| WHAT YOU WILL DO |
Each of the entries should be retyped precisely as it appears.

| INPUT FOR THIS TASK |
== == ==
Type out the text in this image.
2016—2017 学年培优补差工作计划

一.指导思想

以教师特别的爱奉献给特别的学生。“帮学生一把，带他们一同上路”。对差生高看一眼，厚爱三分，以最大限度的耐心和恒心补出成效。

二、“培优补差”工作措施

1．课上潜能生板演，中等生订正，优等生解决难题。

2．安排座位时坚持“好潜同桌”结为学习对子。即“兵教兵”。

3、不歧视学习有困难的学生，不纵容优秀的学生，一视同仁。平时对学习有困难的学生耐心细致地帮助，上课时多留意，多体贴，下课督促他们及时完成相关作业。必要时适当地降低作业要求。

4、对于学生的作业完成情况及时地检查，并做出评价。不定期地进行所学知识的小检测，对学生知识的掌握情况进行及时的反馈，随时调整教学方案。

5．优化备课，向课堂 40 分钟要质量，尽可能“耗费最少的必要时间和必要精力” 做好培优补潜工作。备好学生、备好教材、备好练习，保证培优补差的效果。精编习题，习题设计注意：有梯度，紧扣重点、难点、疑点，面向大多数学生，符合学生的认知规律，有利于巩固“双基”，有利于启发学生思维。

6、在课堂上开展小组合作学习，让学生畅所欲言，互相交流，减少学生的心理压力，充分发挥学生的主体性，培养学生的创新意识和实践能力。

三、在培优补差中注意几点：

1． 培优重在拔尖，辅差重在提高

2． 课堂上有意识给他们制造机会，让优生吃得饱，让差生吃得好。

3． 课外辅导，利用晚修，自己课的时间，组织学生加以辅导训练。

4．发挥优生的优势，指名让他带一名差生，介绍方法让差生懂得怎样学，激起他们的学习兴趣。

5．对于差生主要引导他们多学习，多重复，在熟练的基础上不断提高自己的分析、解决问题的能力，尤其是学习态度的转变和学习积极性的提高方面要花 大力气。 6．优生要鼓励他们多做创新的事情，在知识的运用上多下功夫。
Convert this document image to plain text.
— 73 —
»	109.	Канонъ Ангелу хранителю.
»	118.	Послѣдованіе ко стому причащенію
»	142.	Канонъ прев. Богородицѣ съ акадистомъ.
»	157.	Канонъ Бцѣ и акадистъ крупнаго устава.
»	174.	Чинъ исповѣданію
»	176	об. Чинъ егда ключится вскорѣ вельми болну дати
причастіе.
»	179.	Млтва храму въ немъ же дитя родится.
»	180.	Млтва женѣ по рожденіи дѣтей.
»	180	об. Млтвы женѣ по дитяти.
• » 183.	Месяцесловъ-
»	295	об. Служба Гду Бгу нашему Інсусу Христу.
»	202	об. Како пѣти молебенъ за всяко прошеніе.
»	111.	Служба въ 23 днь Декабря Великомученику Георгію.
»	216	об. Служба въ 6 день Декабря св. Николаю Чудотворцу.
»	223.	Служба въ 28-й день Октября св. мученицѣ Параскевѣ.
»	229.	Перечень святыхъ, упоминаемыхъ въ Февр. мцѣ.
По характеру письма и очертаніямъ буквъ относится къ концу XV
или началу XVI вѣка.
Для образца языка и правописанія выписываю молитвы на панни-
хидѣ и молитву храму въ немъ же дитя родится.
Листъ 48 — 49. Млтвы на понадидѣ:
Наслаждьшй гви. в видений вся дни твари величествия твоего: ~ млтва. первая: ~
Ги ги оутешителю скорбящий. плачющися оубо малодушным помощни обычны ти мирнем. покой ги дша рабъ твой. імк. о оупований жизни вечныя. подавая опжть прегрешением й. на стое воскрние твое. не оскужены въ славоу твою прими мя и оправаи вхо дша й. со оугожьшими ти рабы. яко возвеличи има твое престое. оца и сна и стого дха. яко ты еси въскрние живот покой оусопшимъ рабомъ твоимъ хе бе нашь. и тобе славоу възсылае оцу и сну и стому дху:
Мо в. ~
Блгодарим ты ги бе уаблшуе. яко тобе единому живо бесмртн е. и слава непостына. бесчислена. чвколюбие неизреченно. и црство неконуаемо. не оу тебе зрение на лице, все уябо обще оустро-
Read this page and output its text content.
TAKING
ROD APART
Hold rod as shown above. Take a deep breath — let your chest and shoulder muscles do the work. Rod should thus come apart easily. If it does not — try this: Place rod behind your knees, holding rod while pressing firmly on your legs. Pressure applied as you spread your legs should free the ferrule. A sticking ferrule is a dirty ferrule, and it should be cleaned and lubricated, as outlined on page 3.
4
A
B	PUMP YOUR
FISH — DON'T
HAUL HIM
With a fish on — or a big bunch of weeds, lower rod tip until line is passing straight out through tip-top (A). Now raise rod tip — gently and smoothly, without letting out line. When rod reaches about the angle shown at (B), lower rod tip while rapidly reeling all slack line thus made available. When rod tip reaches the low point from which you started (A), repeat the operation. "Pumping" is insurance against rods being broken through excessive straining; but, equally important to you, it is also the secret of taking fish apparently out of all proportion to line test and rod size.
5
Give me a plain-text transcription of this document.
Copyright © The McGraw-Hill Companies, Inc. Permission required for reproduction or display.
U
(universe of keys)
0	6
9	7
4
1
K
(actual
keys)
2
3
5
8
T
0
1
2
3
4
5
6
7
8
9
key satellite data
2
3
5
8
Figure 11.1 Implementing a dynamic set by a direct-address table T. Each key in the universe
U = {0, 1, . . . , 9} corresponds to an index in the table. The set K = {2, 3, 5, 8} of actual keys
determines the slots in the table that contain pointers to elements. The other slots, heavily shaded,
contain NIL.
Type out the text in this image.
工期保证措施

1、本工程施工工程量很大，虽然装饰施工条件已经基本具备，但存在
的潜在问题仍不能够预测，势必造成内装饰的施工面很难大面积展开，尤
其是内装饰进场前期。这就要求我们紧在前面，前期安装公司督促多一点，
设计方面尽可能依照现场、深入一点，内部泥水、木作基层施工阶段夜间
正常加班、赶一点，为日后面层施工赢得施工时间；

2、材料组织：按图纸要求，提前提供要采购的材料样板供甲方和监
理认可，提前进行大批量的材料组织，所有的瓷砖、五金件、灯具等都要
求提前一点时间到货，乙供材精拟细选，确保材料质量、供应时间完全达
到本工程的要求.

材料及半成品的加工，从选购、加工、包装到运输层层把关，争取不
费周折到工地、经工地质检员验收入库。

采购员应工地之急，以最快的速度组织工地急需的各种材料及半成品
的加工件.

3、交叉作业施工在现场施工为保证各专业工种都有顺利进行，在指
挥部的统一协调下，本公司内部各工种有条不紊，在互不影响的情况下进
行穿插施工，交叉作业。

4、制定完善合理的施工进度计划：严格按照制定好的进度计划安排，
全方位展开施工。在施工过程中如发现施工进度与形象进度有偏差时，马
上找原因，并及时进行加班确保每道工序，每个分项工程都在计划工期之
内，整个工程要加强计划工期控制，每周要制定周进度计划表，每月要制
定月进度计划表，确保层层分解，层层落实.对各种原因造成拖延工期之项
== == ==
| REPLY |
Type out the text in this image.
2016—2017 学年培优补差工作计划

一.指导思想

以教师特别的爱奉献给特别的学生。“帮学生一把，带他们一同上路”。对差生高看一眼，厚爱三分，以最大限度的耐心和恒心补出成效。

二、“培优补差”工作措施

1．课上潜能生板演，中等生订正，优等生解决难题。

2．安排座位时坚持“好潜同桌”结为学习对子。即“兵教兵”。

3、不歧视学习有困难的学生，不纵容优秀的学生，一视同仁。平时对学习有困难的学生耐心细致地帮助，上课时多留意，多体贴，下课督促他们及时完成相关作业。必要时适当地降低作业要求。

4、对于学生的作业完成情况及时地检查，并做出评价。不定期地进行所学知识的小检测，对学生知识的掌握情况进行及时的反馈，随时调整教学方案。

5．优化备课，向课堂 40 分钟要质量，尽可能“耗费最少的必要时间和必要精力” 做好培优补潜工作。备好学生、备好教材、备好练习，保证培优补差的效果。精编习题，习题设计注意：有梯度，紧扣重点、难点、疑点，面向大多数学生，符合学生的认知规律，有利于巩固“双基”，有利于启发学生思维。

6、在课堂上开展小组合作学习，让学生畅所欲言，互相交流，减少学生的心理压力，充分发挥学生的主体性，培养学生的创新意识和实践能力。

三、在培优补差中注意几点：

1． 培优重在拔尖，辅差重在提高

2． 课堂上有意识给他们制造机会，让优生吃得饱，让差生吃得好。

3． 课外辅导，利用晚修，自己课的时间，组织学生加以辅导训练。

4．发挥优生的优势，指名让他带一名差生，介绍方法让差生懂得怎样学，激起他们的学习兴趣。

5．对于差生主要引导他们多学习，多重复，在熟练的基础上不断提高自己的分析、解决问题的能力，尤其是学习态度的转变和学习积极性的提高方面要花 大力气。 6．优生要鼓励他们多做创新的事情，在知识的运用上多下功夫。
Convert this document image to plain text.
— 73 —
»	109.	Канонъ Ангелу хранителю.
»	118.	Послѣдованіе ко стому причащенію
»	142.	Канонъ прев. Богородицѣ съ акадистомъ.
»	157.	Канонъ Бцѣ и акадистъ крупнаго устава.
»	174.	Чинъ исповѣданію
»	176	об. Чинъ егда ключится вскорѣ вельми болну дати
причастіе.
»	179.	Млтва храму въ немъ же дитя родится.
»	180.	Млтва женѣ по рожденіи дѣтей.
»	180	об. Млтвы женѣ по дитяти.
• » 183.	Месяцесловъ-
»	295	об. Служба Гду Бгу нашему Інсусу Христу.
»	202	об. Како пѣти молебенъ за всяко прошеніе.
»	111.	Служба въ 23 днь Декабря Великомученику Георгію.
»	216	об. Служба въ 6 день Декабря св. Николаю Чудотворцу.
»	223.	Служба въ 28-й день Октября св. мученицѣ Параскевѣ.
»	229.	Перечень святыхъ, упоминаемыхъ въ Февр. мцѣ.
По характеру письма и очертаніямъ буквъ относится къ концу XV
или началу XVI вѣка.
Для образца языка и правописанія выписываю молитвы на панни-
хидѣ и молитву храму въ немъ же дитя родится.
Листъ 48 — 49. Млтвы на понадидѣ:
Наслаждьшй гви. в видений вся дни твари величествия твоего: ~ млтва. первая: ~
Ги ги оутешителю скорбящий. плачющися оубо малодушным помощни обычны ти мирнем. покой ги дша рабъ твой. імк. о оупований жизни вечныя. подавая опжть прегрешением й. на стое воскрние твое. не оскужены въ славоу твою прими мя и оправаи вхо дша й. со оугожьшими ти рабы. яко возвеличи има твое престое. оца и сна и стого дха. яко ты еси въскрние живот покой оусопшимъ рабомъ твоимъ хе бе нашь. и тобе славоу възсылае оцу и сну и стому дху:
Мо в. ~
Блгодарим ты ги бе уаблшуе. яко тобе единому живо бесмртн е. и слава непостына. бесчислена. чвколюбие неизреченно. и црство неконуаемо. не оу тебе зрение на лице, все уябо обще оустро-
Read this page and output its text content.
TAKING
ROD APART
Hold rod as shown above. Take a deep breath — let your chest and shoulder muscles do the work. Rod should thus come apart easily. If it does not — try this: Place rod behind your knees, holding rod while pressing firmly on your legs. Pressure applied as you spread your legs should free the ferrule. A sticking ferrule is a dirty ferrule, and it should be cleaned and lubricated, as outlined on page 3.
4
A
B	PUMP YOUR
FISH — DON'T
HAUL HIM
With a fish on — or a big bunch of weeds, lower rod tip until line is passing straight out through tip-top (A). Now raise rod tip — gently and smoothly, without letting out line. When rod reaches about the angle shown at (B), lower rod tip while rapidly reeling all slack line thus made available. When rod tip reaches the low point from which you started (A), repeat the operation. "Pumping" is insurance against rods being broken through excessive straining; but, equally important to you, it is also the secret of taking fish apparently out of all proportion to line test and rod size.
5
Give me a plain-text transcription of this document.
Copyright © The McGraw-Hill Companies, Inc. Permission required for reproduction or display.
U
(universe of keys)
0	6
9	7
4
1
K
(actual
keys)
2
3
5
8
T
0
1
2
3
4
5
6
7
8
9
key satellite data
2
3
5
8
Figure 11.1 Implementing a dynamic set by a direct-address table T. Each key in the universe
U = {0, 1, . . . , 9} corresponds to an index in the table. The set K = {2, 3, 5, 8} of actual keys
determines the slots in the table that contain pointers to elements. The other slots, heavily shaded,
contain NIL.
Type out the text in this image.
工期保证措施

1、本工程施工工程量很大，虽然装饰施工条件已经基本具备，但存在
的潜在问题仍不能够预测，势必造成内装饰的施工面很难大面积展开，尤
其是内装饰进场前期。这就要求我们紧在前面，前期安装公司督促多一点，
设计方面尽可能依照现场、深入一点，内部泥水、木作基层施工阶段夜间
正常加班、赶一点，为日后面层施工赢得施工时间；

2、材料组织：按图纸要求，提前提供要采购的材料样板供甲方和监
理认可，提前进行大批量的材料组织，所有的瓷砖、五金件、灯具等都要
求提前一点时间到货，乙供材精拟细选，确保材料质量、供应时间完全达
到本工程的要求.

材料及半成品的加工，从选购、加工、包装到运输层层把关，争取不
费周折到工地、经工地质检员验收入库。

采购员应工地之急，以最快的速度组织工地急需的各种材料及半成品
的加工件.

3、交叉作业施工在现场施工为保证各专业工种都有顺利进行，在指
挥部的统一协调下，本公司内部各工种有条不紊，在互不影响的情况下进
行穿插施工，交叉作业。

4、制定完善合理的施工进度计划：严格按照制定好的进度计划安排，
全方位展开施工。在施工过程中如发现施工进度与形象进度有偏差时，马
上找原因，并及时进行加班确保每道工序，每个分项工程都在计划工期之
内，整个工程要加强计划工期控制，每周要制定周进度计划表，每月要制
定月进度计划表，确保层层分解，层层落实.对各种原因造成拖延工期之项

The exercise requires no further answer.